**Written instruction**
Please give the listing again, word for word, with nothing left out.

**Supplied records**
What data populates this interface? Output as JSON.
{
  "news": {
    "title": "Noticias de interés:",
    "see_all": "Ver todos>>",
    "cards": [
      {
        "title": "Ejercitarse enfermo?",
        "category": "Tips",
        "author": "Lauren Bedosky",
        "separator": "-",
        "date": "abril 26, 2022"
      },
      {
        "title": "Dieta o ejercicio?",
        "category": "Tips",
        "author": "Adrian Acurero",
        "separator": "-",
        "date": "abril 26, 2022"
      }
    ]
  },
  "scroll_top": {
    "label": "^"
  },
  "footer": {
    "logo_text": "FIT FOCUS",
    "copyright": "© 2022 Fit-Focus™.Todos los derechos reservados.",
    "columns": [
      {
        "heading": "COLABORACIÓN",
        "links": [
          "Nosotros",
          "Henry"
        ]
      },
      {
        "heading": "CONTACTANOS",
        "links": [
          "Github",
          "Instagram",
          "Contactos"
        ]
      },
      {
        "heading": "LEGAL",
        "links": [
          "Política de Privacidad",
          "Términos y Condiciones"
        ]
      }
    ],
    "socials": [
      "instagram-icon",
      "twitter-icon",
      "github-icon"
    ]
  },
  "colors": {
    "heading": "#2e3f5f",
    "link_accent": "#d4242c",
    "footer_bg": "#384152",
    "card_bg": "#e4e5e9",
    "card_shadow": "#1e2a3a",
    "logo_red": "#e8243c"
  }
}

**Expected answer**
What data populates this interface? Output as JSON.
{
  "news": {
    "title": "Noticias de interés:",
    "see_all": "Ver todos>>",
    "cards": [
      {
        "title": "Ejercitarse enfermo?",
        "category": "Tips",
        "author": "Lauren Bedosky",
        "separator": "-",
        "date": "abril 26, 2022"
      },
      {
        "title": "Dieta o ejercicio?",
        "category": "Tips",
        "author": "Adrian Acurero",
        "separator": "-",
        "date": "abril 26, 2022"
      }
    ]
  },
  "scroll_top": {
    "label": "^"
  },
  "footer": {
    "logo_text": "FIT FOCUS",
    "copyright": "© 2022 Fit-Focus™.Todos los derechos reservados.",
    "columns": [
      {
        "heading": "COLABORACIÓN",
        "links": [
          "Nosotros",
          "Henry"
        ]
      },
      {
        "heading": "CONTACTANOS",
        "links": [
          "Github",
          "Instagram",
          "Contactos"
        ]
      },
      {
        "heading": "LEGAL",
        "links": [
          "Política de Privacidad",
          "Términos y Condiciones"
        ]
      }
    ],
    "socials": [
      "instagram-icon",
      "twitter-icon",
      "github-icon"
    ]
  },
  "colors": {
    "heading": "#2e3f5f",
    "link_accent": "#d4242c",
    "footer_bg": "#384152",
    "card_bg": "#e4e5e9",
    "card_shadow": "#1e2a3a",
    "logo_red": "#e8243c"
  }
}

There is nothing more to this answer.